(DO THIS) Find every line in the records below that holds the word "Dorks", and copy it out.

(SUPPLIED ENTRIES)
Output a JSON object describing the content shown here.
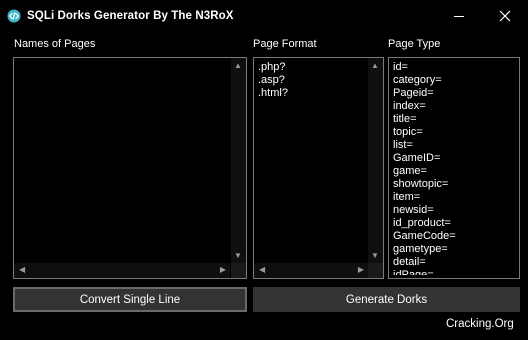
{
  "window": {
    "title": "SQLi Dorks Generator By The N3RoX",
    "minimize_glyph": "minimize-icon",
    "close_glyph": "close-icon"
  },
  "labels": {
    "names_of_pages": "Names of Pages",
    "page_format": "Page Format",
    "page_type": "Page Type"
  },
  "page_format": [
    ".php?",
    ".asp?",
    ".html?"
  ],
  "page_type": [
    "id=",
    "category=",
    "Pageid=",
    "index=",
    "title=",
    "topic=",
    "list=",
    "GameID=",
    "game=",
    "showtopic=",
    "item=",
    "newsid=",
    "id_product=",
    "GameCode=",
    "gametype=",
    "detail=",
    "idPage="
  ],
  "buttons": {
    "convert": "Convert Single Line",
    "generate": "Generate Dorks"
  },
  "footer": {
    "credit": "Cracking.Org"
  },
  "colors": {
    "background": "#000000",
    "button": "#333333",
    "border": "#7a7a7a",
    "icon_accent": "#3fb7c9"
  }
}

(SOLUTION BELOW)
    "title": "SQLi Dorks Generator By The N3RoX",
    "generate": "Generate Dorks"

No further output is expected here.